MATERIAL SHOWN:
— Begin —

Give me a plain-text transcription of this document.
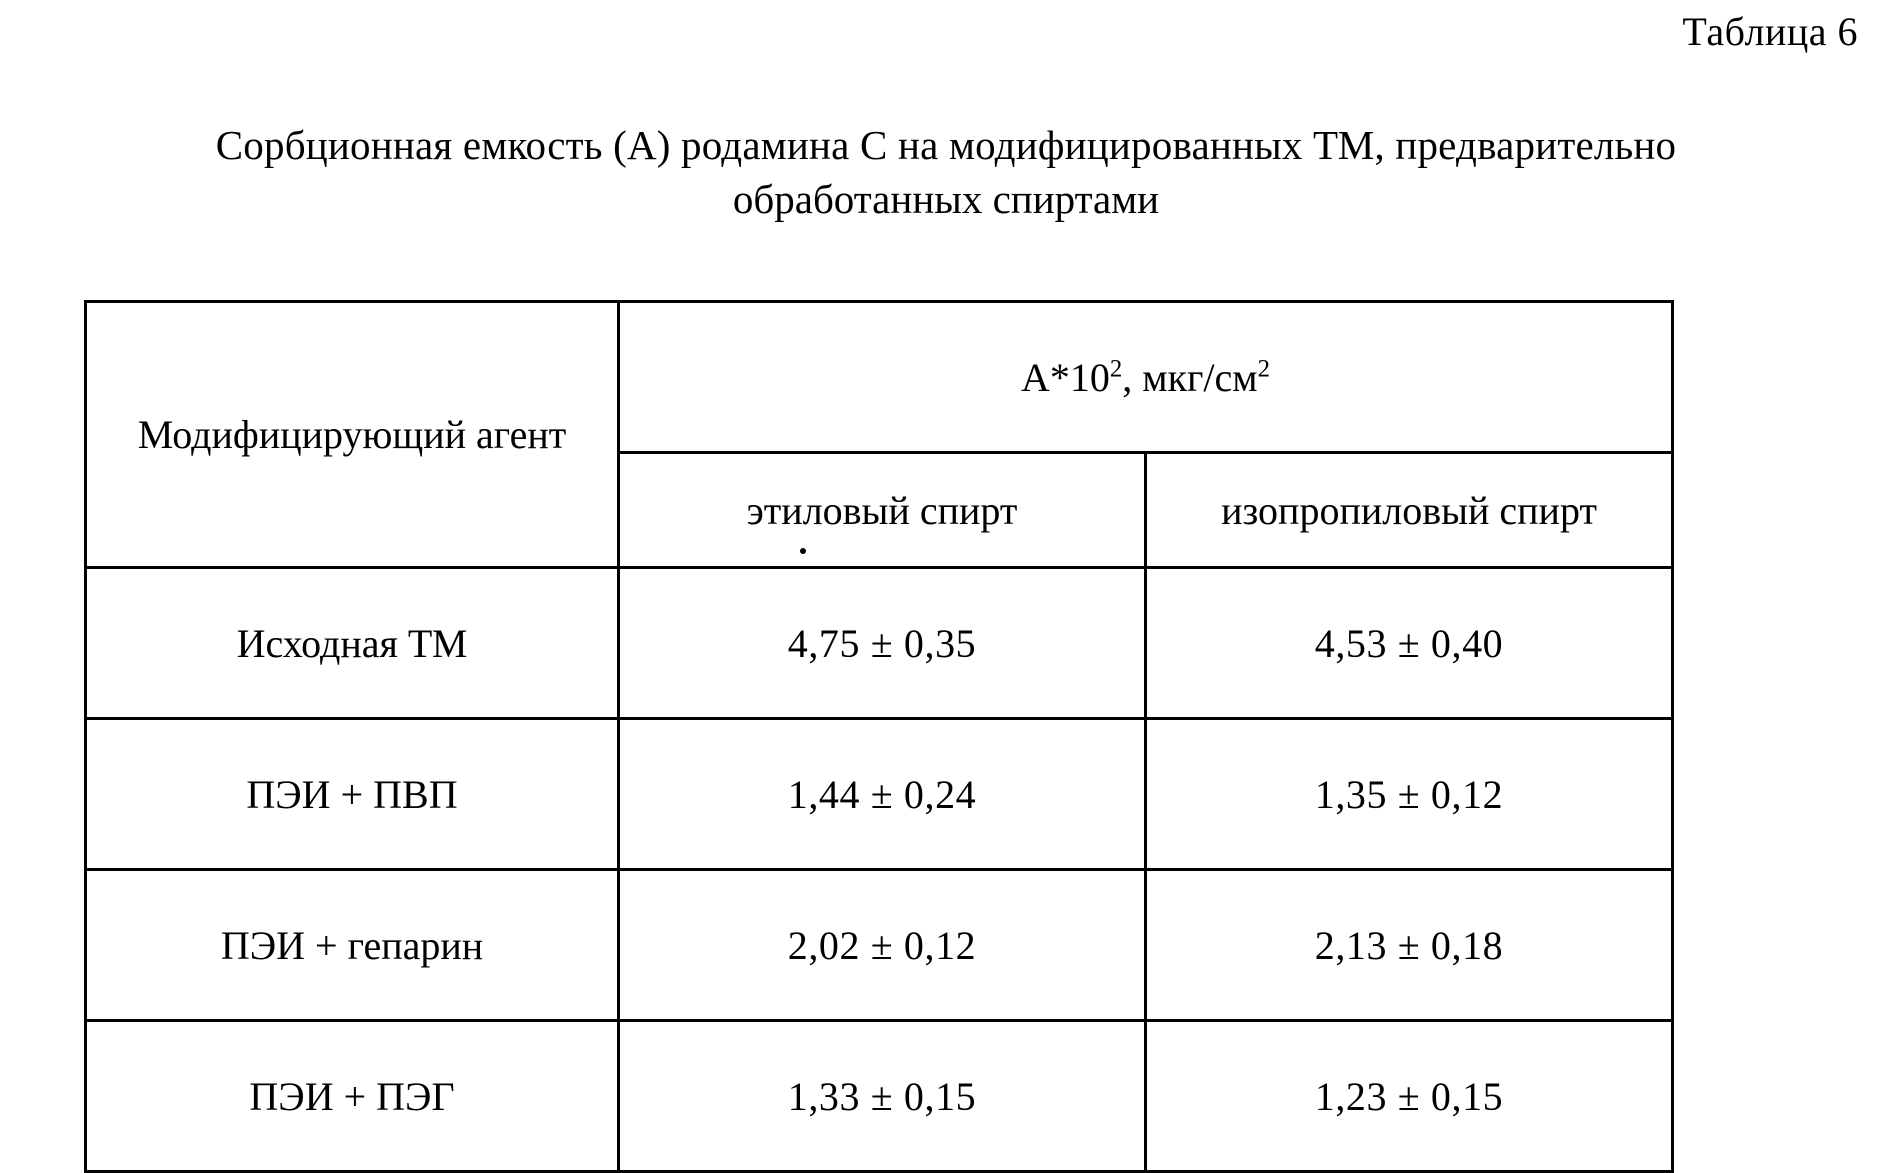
Таблица 6
Сорбционная емкость (А) родамина С на модифицированных ТМ, предварительно
обработанных спиртами
Модифицирующий агент	$А*10^2$, мкг/$см^2$
	этиловый спирт	изопропиловый спирт
Исходная ТМ	4,75 ± 0,35	4,53 ± 0,40
ПЭИ + ПВП	1,44 ± 0,24	1,35 ± 0,12
ПЭИ + гепарин	2,02 ± 0,12	2,13 ± 0,18
ПЭИ + ПЭГ	1,33 ± 0,15	1,23 ± 0,15
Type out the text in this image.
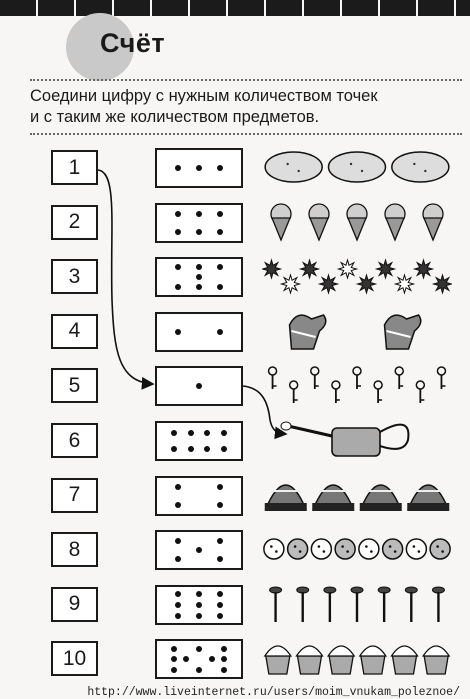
Счёт
Соедини цифру с нужным количеством точек
и с таким же количеством предметов.
1
2
3
4
5
6
7
8
9
10
http://www.liveinternet.ru/users/moim_vnukam_poleznoe/
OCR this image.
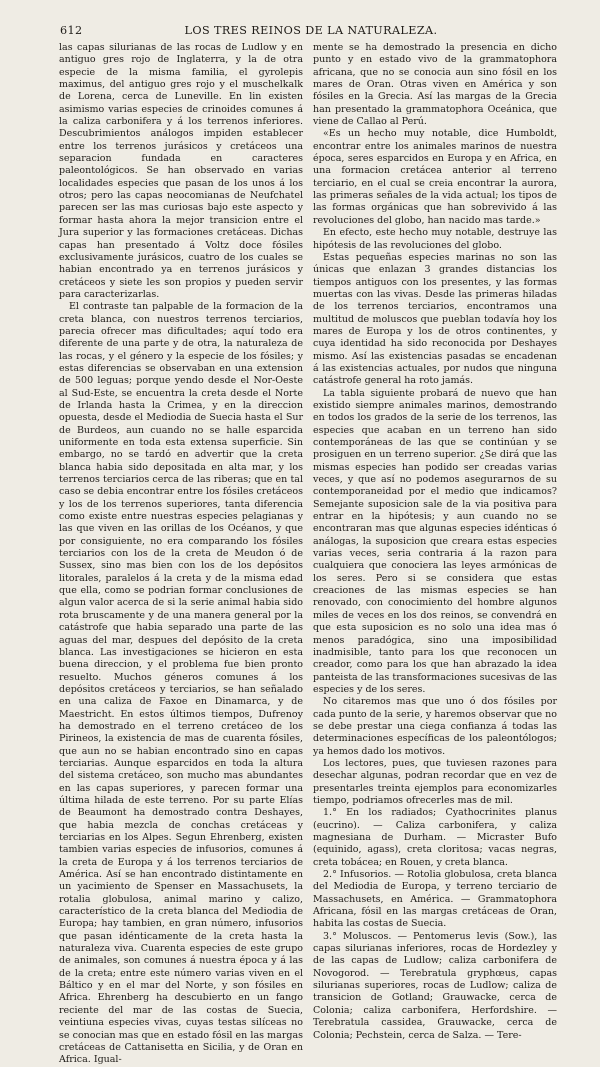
612	LOS TRES REINOS DE LA NATURALEZA.

las capas silurianas de las rocas de Ludlow y en antiguo gres rojo de Inglaterra, y la de otra especie de la misma familia, el gyrolepis maximus, del antiguo gres rojo y el muschelkalk de Lorena, cerca de Luneville. En lin existen asimismo varias especies de crinoides comunes á la caliza carbonifera y á los terrenos inferiores. Descubrimientos análogos impiden establecer entre los terrenos jurásicos y cretáceos una separacion fundada en caracteres paleontológicos. Se han observado en varias localidades especies que pasan de los unos á los otros; pero las capas neocomianas de Neufchatel parecen ser las mas curiosas bajo este aspecto y formar hasta ahora la mejor transicion entre el Jura superior y las formaciones cretáceas. Dichas capas han presentado á Voltz doce fósiles exclusivamente jurásicos, cuatro de los cuales se habian encontrado ya en terrenos jurásicos y cretáceos y siete les son propios y pueden servir para caracterizarlas.

El contraste tan palpable de la formacion de la creta blanca, con nuestros terrenos terciarios, parecia ofrecer mas dificultades; aquí todo era diferente de una parte y de otra, la naturaleza de las rocas, y el género y la especie de los fósiles; y estas diferencias se observaban en una extension de 500 leguas; porque yendo desde el Nor-Oeste al Sud-Este, se encuentra la creta desde el Norte de Irlanda hasta la Crimea, y en la direccion opuesta, desde el Mediodia de Suecia hasta el Sur de Burdeos, aun cuando no se halle esparcida uniformente en toda esta extensa superficie. Sin embargo, no se tardó en advertir que la creta blanca habia sido depositada en alta mar, y los terrenos terciarios cerca de las riberas; que en tal caso se debia encontrar entre los fósiles cretáceos y los de los terrenos superiores, tanta diferencia como existe entre nuestras especies pelagianas y las que viven en las orillas de los Océanos, y que por consiguiente, no era comparando los fósiles terciarios con los de la creta de Meudon ó de Sussex, sino mas bien con los de los depósitos litorales, paralelos á la creta y de la misma edad que ella, como se podrian formar conclusiones de algun valor acerca de si la serie animal habia sido rota bruscamente y de una manera general por la catástrofe que habia separado una parte de las aguas del mar, despues del depósito de la creta blanca. Las investigaciones se hicieron en esta buena direccion, y el problema fue bien pronto resuelto. Muchos géneros comunes á los depósitos cretáceos y terciarios, se han señalado en una caliza de Faxoe en Dinamarca, y de Maestricht. En estos últimos tiempos, Dufrenoy ha demostrado en el terreno cretáceo de los Pirineos, la existencia de mas de cuarenta fósiles, que aun no se habian encontrado sino en capas terciarias. Aunque esparcidos en toda la altura del sistema cretáceo, son mucho mas abundantes en las capas superiores, y parecen formar una última hilada de este terreno. Por su parte Elías de Beaumont ha demostrado contra Deshayes, que habia mezcla de conchas cretáceas y terciarias en los Alpes. Segun Ehrenberg, existen tambien varias especies de infusorios, comunes á la creta de Europa y á los terrenos terciarios de América. Así se han encontrado distintamente en un yacimiento de Spenser en Massachusets, la rotalia globulosa, animal marino y calizo, característico de la creta blanca del Mediodia de Europa; hay tambien, en gran número, infusorios que pasan idénticamente de la creta hasta la naturaleza viva. Cuarenta especies de este grupo de animales, son comunes á nuestra época y á las de la creta; entre este número varias viven en el Báltico y en el mar del Norte, y son fósiles en Africa. Ehrenberg ha descubierto en un fango reciente del mar de las costas de Suecia, veintiuna especies vivas, cuyas testas silíceas no se conocian mas que en estado fósil en las margas cretáceas de Cattanisetta en Sicilia, y de Oran en Africa. Igual-

mente se ha demostrado la presencia en dicho punto y en estado vivo de la grammatophora africana, que no se conocia aun sino fósil en los mares de Oran. Otras viven en América y son fósiles en la Grecia. Así las margas de la Grecia han presentado la grammatophora Oceánica, que viene de Callao al Perú.

«Es un hecho muy notable, dice Humboldt, encontrar entre los animales marinos de nuestra época, seres esparcidos en Europa y en Africa, en una formacion cretácea anterior al terreno terciario, en el cual se creia encontrar la aurora, las primeras señales de la vida actual; los tipos de las formas orgánicas que han sobrevivido á las revoluciones del globo, han nacido mas tarde.»

En efecto, este hecho muy notable, destruye las hipótesis de las revoluciones del globo.

Estas pequeñas especies marinas no son las únicas que enlazan 3 grandes distancias los tiempos antiguos con los presentes, y las formas muertas con las vivas. Desde las primeras hiladas de los terrenos terciarios, encontramos una multitud de moluscos que pueblan todavía hoy los mares de Europa y los de otros continentes, y cuya identidad ha sido reconocida por Deshayes mismo. Así las existencias pasadas se encadenan á las existencias actuales, por nudos que ninguna catástrofe general ha roto jamás.

La tabla siguiente probará de nuevo que han existido siempre animales marinos, demostrando en todos los grados de la serie de los terrenos, las especies que acaban en un terreno han sido contemporáneas de las que se continúan y se prosiguen en un terreno superior. ¿Se dirá que las mismas especies han podido ser creadas varias veces, y que así no podemos asegurarnos de su contemporaneidad por el medio que indicamos? Semejante suposicion sale de la via positiva para entrar en la hipótesis; y aun cuando no se encontraran mas que algunas especies idénticas ó análogas, la suposicion que creara estas especies varias veces, seria contraria á la razon para cualquiera que conociera las leyes armónicas de los seres. Pero si se considera que estas creaciones de las mismas especies se han renovado, con conocimiento del hombre algunos miles de veces en los dos reinos, se convendrá en que esta suposicion es no solo una idea mas ó menos paradógica, sino una imposibilidad inadmisible, tanto para los que reconocen un creador, como para los que han abrazado la idea panteista de las transformaciones sucesivas de las especies y de los seres.

No citaremos mas que uno ó dos fósiles por cada punto de la serie, y haremos observar que no se debe prestar una ciega confianza á todas las determinaciones específicas de los paleontólogos; ya hemos dado los motivos.

Los lectores, pues, que tuviesen razones para desechar algunas, podran recordar que en vez de presentarles treinta ejemplos para economizarles tiempo, podriamos ofrecerles mas de mil.

1.° En los radiados; Cyathocrinites planus (eucrino). — Caliza carbonifera, y caliza magnesiana de Durham. — Micraster Bufo (equinido, agass), creta cloritosa; vacas negras, creta tobácea; en Rouen, y creta blanca.

2.° Infusorios. — Rotolia globulosa, creta blanca del Mediodia de Europa, y terreno terciario de Massachusets, en América. — Grammatophora Africana, fósil en las margas cretáceas de Oran, habita las costas de Suecia.

3.° Moluscos. — Pentomerus levis (Sow.), las capas silurianas inferiores, rocas de Hordezley y de las capas de Ludlow; caliza carbonifera de Novogorod. — Terebratula gryphœus, capas silurianas superiores, rocas de Ludlow; caliza de transicion de Gotland; Grauwacke, cerca de Colonia; caliza carbonifera, Herfordshire. — Terebratula cassidea, Grauwacke, cerca de Colonia; Pechstein, cerca de Salza. — Tere-
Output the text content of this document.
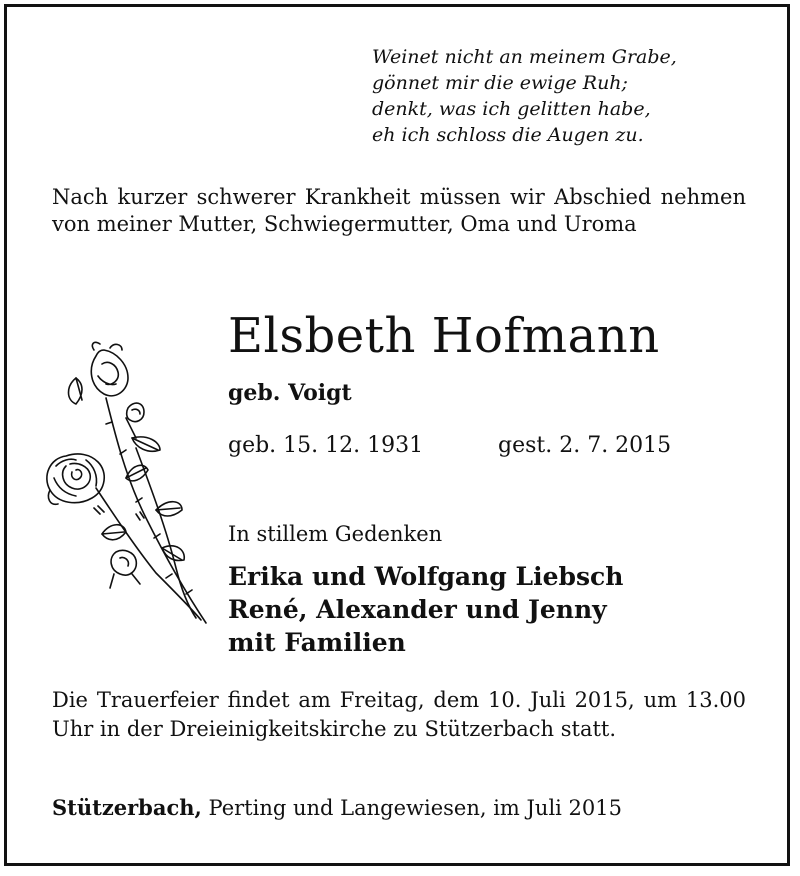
Weinet nicht an meinem Grabe,
gönnet mir die ewige Ruh;
denkt, was ich gelitten habe,
eh ich schloss die Augen zu.
Nach kurzer schwerer Krankheit müssen wir Abschied nehmen von meiner Mutter, Schwiegermutter, Oma und Uroma
Elsbeth Hofmann
geb. Voigt
geb. 15. 12. 1931	gest. 2. 7. 2015
In stillem Gedenken
Erika und Wolfgang Liebsch
René, Alexander und Jenny
mit Familien
Die Trauerfeier findet am Freitag, dem 10. Juli 2015, um 13.00 Uhr in der Dreieinigkeitskirche zu Stützerbach statt.
Stützerbach, Perting und Langewiesen, im Juli 2015
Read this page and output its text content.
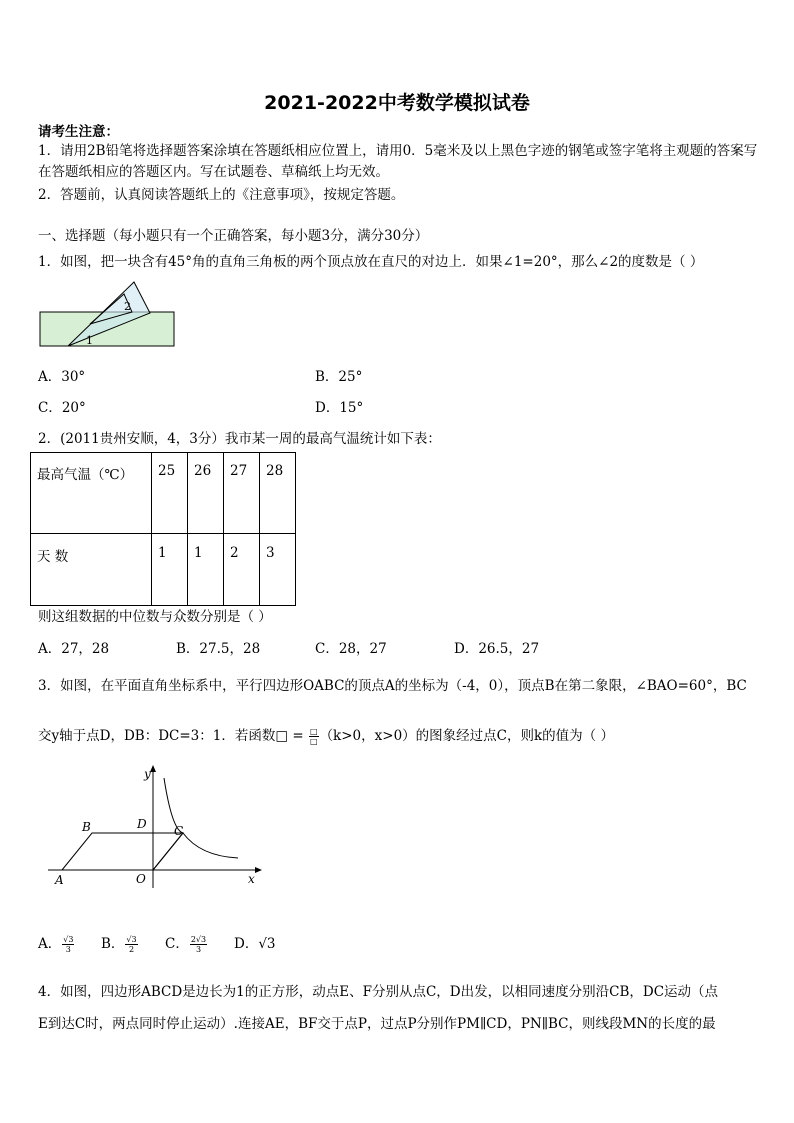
2021-2022中考数学模拟试卷
请考生注意：
1．请用2B铅笔将选择题答案涂填在答题纸相应位置上，请用0．5毫米及以上黑色字迹的钢笔或签字笔将主观题的答案写在答题纸相应的答题区内。写在试题卷、草稿纸上均无效。
2．答题前，认真阅读答题纸上的《注意事项》，按规定答题。
一、选择题（每小题只有一个正确答案，每小题3分，满分30分）
1．如图，把一块含有45°角的直角三角板的两个顶点放在直尺的对边上．如果∠1=20°，那么∠2的度数是（ ）
2
1
A．30°	B．25°
C．20°	D．15°
2．(2011贵州安顺，4，3分）我市某一周的最高气温统计如下表：
最高气温（℃）	25	26	27	28
天 数	1	1	2	3
则这组数据的中位数与众数分别是（ ）
A．27，28	B．27.5，28	C．28，27	D．26.5，27
3．如图，在平面直角坐标系中，平行四边形OABC的顶点A的坐标为（-4，0），顶点B在第二象限，∠BAO=60°，BC
交y轴于点D，DB：DC=3：1．若函数□ = $\frac{□}{□} (k>0$，x>0）的图象经过点C，则k的值为（ ）
y
x
B	D C
A	O
A． $\frac{√3}{3}$ B． $\frac{√3}{2}$ C． $\frac{2√3}{3}$ D．√3
4．如图，四边形ABCD是边长为1的正方形，动点E、F分别从点C，D出发，以相同速度分别沿CB，DC运动（点
E到达C时，两点同时停止运动）.连接AE，BF交于点P，过点P分别作PM∥CD，PN∥BC，则线段MN的长度的最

— End —

Search the material above for "Juli". Pull out each line where it shows up.

OUTPUT FOR THIS EXERCISE:
Die Trauerfeier findet am Freitag, dem 10. Juli 2015, um 13.00 Uhr in der Dreieinigkeitskirche zu Stützerbach statt.
Stützerbach, Perting und Langewiesen, im Juli 2015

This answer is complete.